## TASK
Copy every line from the records below that holds the word "prohibitione".

┌────────

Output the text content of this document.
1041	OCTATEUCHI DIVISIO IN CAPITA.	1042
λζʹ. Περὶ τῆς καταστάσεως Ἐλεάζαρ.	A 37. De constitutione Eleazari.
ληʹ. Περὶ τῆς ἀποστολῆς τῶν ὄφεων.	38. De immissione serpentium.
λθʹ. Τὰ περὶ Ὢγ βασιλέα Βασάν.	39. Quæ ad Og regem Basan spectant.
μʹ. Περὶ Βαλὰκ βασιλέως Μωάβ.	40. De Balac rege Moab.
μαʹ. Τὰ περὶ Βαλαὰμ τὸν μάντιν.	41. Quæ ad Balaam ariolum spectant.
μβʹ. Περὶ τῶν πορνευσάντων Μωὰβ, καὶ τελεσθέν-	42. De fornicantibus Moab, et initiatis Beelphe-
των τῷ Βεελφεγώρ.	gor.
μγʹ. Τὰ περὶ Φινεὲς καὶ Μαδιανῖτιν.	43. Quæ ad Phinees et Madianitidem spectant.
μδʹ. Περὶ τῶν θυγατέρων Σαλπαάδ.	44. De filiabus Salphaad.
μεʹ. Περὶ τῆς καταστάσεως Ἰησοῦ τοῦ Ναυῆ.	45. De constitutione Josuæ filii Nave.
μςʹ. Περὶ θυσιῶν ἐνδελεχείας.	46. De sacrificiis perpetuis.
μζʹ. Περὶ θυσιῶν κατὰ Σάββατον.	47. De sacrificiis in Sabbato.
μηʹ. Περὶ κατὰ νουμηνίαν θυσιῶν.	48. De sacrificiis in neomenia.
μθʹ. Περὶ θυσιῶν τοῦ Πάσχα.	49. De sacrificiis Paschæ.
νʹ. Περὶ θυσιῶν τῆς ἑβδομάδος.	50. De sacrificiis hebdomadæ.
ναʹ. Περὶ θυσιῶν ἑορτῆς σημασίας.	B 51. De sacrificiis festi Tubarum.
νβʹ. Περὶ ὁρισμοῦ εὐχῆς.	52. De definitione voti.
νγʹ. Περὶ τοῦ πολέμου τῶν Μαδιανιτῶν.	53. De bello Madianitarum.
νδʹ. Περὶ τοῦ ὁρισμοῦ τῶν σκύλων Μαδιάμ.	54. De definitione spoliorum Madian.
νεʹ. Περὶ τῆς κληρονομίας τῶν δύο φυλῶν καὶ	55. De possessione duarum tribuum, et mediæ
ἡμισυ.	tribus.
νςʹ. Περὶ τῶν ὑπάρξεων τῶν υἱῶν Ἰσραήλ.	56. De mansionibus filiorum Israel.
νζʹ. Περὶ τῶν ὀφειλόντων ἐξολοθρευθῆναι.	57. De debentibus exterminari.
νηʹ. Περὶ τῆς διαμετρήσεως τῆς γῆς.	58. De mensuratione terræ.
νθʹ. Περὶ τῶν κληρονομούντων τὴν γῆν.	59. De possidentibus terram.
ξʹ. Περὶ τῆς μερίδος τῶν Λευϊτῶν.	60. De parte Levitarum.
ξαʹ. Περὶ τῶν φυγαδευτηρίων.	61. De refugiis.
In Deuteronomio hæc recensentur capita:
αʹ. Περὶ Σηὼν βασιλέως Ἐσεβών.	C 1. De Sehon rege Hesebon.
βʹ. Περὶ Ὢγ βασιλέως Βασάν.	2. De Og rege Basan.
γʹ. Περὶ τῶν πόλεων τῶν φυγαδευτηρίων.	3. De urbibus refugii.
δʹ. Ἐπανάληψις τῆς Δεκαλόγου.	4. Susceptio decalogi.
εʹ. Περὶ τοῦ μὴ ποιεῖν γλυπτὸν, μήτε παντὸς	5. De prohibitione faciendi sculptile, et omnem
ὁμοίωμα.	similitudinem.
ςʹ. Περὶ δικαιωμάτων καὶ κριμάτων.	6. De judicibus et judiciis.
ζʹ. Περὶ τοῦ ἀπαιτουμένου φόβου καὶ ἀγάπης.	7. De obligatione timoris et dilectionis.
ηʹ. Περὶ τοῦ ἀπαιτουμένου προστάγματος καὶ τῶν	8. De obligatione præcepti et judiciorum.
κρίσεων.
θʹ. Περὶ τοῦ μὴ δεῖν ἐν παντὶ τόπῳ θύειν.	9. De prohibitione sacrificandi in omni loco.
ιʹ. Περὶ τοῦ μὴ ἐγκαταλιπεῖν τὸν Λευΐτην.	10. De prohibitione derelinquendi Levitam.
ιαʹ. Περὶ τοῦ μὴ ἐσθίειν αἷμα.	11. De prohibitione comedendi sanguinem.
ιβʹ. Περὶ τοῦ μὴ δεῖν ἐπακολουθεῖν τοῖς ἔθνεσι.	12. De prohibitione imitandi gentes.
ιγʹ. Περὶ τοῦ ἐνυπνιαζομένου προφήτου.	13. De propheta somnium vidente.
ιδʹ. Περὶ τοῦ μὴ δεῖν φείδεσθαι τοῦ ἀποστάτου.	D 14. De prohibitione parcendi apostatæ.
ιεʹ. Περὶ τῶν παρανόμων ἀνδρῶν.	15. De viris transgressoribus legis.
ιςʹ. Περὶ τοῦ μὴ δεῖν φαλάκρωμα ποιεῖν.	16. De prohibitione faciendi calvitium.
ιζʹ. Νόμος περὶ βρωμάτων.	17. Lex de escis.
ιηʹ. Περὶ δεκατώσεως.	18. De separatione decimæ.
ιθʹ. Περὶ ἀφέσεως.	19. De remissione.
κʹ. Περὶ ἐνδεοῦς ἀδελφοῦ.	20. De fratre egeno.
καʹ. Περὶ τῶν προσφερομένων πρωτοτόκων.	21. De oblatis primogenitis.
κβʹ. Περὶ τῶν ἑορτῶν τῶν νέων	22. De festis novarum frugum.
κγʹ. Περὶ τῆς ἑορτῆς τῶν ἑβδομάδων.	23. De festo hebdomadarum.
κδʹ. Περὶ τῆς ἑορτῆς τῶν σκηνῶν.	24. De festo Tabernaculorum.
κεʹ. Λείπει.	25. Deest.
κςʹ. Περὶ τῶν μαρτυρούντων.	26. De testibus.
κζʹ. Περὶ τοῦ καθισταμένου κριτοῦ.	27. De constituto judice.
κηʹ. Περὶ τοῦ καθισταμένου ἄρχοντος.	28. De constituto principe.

└────────

## FULL OUTPUT
εʹ. Περὶ τοῦ μὴ ποιεῖν γλυπτὸν, μήτε παντὸς	5. De prohibitione faciendi sculptile, et omnem
θʹ. Περὶ τοῦ μὴ δεῖν ἐν παντὶ τόπῳ θύειν.	9. De prohibitione sacrificandi in omni loco.
ιʹ. Περὶ τοῦ μὴ ἐγκαταλιπεῖν τὸν Λευΐτην.	10. De prohibitione derelinquendi Levitam.
ιαʹ. Περὶ τοῦ μὴ ἐσθίειν αἷμα.	11. De prohibitione comedendi sanguinem.
ιβʹ. Περὶ τοῦ μὴ δεῖν ἐπακολουθεῖν τοῖς ἔθνεσι.	12. De prohibitione imitandi gentes.
ιδʹ. Περὶ τοῦ μὴ δεῖν φείδεσθαι τοῦ ἀποστάτου.	D 14. De prohibitione parcendi apostatæ.
ιςʹ. Περὶ τοῦ μὴ δεῖν φαλάκρωμα ποιεῖν.	16. De prohibitione faciendi calvitium.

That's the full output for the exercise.